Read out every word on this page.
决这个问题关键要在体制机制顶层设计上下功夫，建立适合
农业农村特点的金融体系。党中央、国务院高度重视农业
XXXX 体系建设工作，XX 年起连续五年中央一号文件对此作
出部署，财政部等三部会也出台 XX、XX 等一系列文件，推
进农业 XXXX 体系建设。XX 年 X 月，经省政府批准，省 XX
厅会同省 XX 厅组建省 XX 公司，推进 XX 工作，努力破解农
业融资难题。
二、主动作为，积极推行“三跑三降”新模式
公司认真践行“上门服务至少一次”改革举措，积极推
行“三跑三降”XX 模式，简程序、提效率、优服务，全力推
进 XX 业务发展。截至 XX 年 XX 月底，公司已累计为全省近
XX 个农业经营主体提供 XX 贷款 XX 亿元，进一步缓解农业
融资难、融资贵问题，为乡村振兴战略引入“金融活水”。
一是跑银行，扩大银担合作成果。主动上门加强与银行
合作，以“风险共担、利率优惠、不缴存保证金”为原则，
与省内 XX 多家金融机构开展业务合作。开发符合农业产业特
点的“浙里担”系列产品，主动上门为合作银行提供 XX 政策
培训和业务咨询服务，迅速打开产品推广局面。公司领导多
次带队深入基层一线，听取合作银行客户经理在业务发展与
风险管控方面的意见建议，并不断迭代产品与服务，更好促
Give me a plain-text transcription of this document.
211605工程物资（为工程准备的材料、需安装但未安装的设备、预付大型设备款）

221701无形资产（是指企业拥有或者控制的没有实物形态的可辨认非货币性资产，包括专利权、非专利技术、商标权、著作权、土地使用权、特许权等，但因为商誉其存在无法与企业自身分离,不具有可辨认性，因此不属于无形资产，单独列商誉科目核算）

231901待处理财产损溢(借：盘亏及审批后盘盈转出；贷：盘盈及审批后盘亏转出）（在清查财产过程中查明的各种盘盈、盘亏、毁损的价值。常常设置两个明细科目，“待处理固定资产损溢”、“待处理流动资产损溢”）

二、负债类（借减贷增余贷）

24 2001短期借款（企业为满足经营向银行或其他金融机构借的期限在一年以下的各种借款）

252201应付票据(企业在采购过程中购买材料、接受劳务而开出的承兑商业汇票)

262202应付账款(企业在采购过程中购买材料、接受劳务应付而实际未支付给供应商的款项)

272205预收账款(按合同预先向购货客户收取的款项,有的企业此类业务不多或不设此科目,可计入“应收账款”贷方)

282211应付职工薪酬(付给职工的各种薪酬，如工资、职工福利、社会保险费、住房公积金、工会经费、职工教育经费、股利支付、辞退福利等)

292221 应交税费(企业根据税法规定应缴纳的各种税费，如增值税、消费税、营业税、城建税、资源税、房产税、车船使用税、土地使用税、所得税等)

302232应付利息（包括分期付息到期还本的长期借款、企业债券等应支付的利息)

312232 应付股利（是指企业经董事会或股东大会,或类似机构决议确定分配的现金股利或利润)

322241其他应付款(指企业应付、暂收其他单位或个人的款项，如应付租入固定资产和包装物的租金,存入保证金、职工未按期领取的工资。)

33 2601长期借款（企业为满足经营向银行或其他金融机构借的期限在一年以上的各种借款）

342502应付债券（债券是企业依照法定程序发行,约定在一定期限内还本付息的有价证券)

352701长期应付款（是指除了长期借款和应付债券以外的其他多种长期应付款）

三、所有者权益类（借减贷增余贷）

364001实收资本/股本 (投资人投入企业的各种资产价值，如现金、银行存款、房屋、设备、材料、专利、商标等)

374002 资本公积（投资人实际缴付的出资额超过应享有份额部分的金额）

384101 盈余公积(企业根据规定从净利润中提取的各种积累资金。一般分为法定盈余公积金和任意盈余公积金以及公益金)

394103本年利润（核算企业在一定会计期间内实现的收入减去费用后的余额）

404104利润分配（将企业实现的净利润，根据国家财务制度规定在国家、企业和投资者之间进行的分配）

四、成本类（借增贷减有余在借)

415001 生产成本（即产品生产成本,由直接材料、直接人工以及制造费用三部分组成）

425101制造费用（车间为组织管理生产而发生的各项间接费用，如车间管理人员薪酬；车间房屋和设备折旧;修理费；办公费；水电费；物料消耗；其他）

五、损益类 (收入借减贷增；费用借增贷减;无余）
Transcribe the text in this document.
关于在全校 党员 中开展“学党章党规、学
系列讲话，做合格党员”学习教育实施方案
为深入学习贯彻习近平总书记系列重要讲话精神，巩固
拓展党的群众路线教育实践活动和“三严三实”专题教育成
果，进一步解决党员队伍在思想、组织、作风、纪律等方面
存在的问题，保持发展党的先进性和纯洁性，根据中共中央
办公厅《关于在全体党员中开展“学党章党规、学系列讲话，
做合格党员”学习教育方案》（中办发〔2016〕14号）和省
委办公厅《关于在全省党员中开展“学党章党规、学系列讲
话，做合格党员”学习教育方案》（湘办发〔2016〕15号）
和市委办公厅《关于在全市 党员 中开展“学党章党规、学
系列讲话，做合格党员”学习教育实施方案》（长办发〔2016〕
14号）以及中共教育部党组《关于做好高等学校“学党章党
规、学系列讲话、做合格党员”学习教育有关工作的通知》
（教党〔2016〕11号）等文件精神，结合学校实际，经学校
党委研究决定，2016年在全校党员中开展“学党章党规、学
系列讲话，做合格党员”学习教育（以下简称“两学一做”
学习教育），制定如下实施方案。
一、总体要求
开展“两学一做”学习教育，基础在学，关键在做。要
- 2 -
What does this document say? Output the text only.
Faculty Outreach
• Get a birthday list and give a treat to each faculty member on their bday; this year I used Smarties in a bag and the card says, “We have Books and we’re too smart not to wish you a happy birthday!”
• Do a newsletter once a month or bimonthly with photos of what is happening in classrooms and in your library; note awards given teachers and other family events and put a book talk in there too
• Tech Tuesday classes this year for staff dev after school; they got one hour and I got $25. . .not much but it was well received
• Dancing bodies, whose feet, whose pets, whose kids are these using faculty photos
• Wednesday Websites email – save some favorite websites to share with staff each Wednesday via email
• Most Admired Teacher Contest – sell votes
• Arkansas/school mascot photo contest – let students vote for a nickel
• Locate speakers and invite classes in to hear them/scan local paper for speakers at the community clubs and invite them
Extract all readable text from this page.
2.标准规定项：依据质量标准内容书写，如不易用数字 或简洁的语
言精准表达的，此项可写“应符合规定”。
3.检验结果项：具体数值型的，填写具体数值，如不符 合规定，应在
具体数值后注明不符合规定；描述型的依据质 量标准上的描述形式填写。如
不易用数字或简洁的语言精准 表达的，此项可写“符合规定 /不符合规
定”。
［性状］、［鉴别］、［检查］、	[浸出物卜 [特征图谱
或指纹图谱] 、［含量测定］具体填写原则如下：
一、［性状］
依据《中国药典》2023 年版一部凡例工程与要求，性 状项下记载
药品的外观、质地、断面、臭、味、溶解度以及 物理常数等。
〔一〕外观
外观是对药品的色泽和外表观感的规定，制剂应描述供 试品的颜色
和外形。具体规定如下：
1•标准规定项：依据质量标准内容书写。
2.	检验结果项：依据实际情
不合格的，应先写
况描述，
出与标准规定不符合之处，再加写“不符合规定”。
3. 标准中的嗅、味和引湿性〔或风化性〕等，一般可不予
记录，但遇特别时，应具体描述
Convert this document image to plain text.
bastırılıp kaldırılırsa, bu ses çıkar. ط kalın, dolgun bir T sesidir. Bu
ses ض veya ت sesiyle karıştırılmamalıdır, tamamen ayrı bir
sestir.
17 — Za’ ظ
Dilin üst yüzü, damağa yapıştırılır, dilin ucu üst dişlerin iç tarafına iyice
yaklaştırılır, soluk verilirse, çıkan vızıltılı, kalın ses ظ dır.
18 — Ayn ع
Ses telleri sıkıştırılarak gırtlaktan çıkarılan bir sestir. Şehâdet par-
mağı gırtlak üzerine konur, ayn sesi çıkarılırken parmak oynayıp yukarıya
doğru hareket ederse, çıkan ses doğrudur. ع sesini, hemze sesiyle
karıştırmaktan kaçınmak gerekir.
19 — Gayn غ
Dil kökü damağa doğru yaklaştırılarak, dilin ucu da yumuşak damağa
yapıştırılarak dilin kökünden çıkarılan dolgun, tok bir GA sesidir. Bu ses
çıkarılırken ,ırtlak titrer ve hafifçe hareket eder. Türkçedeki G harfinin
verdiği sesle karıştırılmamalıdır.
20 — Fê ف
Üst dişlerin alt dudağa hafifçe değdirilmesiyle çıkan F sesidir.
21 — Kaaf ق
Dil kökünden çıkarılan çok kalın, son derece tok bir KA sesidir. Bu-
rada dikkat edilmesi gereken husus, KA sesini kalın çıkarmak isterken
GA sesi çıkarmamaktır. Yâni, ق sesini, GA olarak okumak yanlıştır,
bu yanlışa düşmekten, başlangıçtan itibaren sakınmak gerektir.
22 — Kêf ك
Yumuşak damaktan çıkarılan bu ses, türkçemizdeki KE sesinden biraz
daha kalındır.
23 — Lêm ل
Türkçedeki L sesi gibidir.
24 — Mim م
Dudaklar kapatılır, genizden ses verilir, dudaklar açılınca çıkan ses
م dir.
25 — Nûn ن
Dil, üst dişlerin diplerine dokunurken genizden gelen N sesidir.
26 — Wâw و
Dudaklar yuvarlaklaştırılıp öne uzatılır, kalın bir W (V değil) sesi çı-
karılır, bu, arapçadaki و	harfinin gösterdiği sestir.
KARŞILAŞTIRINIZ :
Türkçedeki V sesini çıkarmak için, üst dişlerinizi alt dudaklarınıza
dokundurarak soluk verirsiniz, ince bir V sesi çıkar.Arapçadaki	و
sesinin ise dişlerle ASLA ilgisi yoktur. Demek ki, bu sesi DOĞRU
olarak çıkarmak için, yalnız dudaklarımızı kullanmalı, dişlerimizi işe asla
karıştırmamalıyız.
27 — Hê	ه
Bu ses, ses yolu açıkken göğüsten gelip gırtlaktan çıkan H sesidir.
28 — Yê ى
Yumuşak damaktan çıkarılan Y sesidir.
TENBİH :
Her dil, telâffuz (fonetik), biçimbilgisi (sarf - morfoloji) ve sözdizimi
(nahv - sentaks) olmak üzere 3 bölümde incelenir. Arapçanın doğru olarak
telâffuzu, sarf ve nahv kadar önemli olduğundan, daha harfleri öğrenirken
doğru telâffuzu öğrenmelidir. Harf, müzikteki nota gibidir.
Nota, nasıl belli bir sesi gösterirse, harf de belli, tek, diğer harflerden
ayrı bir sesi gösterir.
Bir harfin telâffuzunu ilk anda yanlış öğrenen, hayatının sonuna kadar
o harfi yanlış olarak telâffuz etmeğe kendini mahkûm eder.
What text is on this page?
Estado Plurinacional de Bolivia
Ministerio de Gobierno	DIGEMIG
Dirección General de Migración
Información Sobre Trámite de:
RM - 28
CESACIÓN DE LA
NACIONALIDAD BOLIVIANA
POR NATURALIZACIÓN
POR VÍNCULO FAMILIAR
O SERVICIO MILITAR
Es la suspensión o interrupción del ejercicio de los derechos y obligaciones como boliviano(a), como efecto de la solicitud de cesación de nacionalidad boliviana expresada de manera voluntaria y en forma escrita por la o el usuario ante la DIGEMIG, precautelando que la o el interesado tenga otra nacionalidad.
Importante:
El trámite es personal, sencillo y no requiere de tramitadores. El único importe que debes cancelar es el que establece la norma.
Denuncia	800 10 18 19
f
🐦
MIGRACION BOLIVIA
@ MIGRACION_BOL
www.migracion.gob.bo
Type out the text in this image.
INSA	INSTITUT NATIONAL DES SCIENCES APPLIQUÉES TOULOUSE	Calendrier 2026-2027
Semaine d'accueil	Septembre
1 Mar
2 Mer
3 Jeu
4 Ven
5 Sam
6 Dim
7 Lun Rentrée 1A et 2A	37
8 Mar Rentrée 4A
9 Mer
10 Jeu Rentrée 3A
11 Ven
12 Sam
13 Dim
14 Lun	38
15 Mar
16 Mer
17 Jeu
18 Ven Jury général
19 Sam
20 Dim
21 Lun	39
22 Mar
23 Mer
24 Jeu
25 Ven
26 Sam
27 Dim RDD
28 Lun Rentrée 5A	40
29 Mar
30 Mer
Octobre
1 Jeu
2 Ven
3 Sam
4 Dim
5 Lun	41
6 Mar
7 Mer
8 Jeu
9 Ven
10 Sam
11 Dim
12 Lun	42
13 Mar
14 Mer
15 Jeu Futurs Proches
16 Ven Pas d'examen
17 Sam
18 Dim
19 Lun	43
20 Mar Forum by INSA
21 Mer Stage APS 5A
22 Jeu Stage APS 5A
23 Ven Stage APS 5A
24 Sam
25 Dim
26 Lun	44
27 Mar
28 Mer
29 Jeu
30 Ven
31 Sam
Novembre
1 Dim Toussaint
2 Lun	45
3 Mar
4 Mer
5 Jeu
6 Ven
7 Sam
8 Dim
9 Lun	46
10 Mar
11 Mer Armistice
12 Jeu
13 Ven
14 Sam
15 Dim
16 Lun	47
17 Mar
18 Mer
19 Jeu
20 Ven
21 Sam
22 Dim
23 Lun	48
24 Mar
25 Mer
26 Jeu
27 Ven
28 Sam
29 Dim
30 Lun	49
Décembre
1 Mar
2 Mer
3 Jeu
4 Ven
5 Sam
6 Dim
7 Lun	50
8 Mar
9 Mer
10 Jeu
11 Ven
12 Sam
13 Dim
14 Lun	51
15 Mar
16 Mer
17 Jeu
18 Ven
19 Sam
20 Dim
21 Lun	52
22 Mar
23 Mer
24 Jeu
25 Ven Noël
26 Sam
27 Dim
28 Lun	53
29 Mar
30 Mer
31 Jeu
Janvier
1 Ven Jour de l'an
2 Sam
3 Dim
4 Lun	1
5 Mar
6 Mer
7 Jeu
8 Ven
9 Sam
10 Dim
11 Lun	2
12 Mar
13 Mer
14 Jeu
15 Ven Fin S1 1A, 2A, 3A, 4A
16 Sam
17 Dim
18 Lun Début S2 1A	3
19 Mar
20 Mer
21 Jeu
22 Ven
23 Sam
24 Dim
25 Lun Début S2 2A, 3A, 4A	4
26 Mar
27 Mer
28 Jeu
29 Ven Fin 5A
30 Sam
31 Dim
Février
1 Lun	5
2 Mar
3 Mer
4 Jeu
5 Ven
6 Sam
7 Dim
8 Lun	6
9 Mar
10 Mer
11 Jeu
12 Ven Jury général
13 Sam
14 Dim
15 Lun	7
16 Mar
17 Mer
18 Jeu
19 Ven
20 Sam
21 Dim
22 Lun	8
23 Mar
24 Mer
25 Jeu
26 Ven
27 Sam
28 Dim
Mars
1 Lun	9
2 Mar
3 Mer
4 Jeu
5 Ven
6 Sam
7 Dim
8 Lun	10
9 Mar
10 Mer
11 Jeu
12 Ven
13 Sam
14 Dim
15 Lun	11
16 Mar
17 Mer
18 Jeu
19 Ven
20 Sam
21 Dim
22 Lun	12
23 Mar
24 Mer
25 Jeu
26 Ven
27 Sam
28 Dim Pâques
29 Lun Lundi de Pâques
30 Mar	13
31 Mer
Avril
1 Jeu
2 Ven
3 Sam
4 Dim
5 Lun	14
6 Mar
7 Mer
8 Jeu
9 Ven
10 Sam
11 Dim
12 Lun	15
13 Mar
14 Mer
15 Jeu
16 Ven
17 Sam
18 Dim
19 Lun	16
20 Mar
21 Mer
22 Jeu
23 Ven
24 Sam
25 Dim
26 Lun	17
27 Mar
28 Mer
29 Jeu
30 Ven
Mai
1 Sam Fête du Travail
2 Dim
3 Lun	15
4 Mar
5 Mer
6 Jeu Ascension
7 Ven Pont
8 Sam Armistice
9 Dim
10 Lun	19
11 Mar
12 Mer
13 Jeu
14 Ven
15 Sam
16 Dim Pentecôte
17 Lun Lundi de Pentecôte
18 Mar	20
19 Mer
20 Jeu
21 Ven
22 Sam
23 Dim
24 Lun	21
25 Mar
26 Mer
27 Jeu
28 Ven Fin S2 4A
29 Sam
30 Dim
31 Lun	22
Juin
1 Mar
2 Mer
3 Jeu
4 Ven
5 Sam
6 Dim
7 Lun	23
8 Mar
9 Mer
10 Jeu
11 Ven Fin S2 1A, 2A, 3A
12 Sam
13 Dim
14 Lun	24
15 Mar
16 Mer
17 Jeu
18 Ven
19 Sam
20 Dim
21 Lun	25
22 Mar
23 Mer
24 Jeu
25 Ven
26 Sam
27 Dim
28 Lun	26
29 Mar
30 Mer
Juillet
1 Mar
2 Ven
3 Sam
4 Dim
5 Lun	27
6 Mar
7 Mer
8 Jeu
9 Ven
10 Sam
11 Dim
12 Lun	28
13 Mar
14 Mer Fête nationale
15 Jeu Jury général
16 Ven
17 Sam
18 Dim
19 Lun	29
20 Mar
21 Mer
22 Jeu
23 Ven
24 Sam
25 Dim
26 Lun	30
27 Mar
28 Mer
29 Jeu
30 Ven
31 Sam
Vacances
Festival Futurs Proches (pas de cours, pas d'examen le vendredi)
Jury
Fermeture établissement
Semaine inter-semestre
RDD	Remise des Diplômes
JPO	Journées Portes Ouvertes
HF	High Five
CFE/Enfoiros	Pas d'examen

== Task details ==
For each line above that contains the word "staff", copy that line.

== Exercise response ==
• Tech Tuesday classes this year for staff dev after school; they got one hour and I got $25. . .not much but it was well received
• Wednesday Websites email – save some favorite websites to share with staff each Wednesday via email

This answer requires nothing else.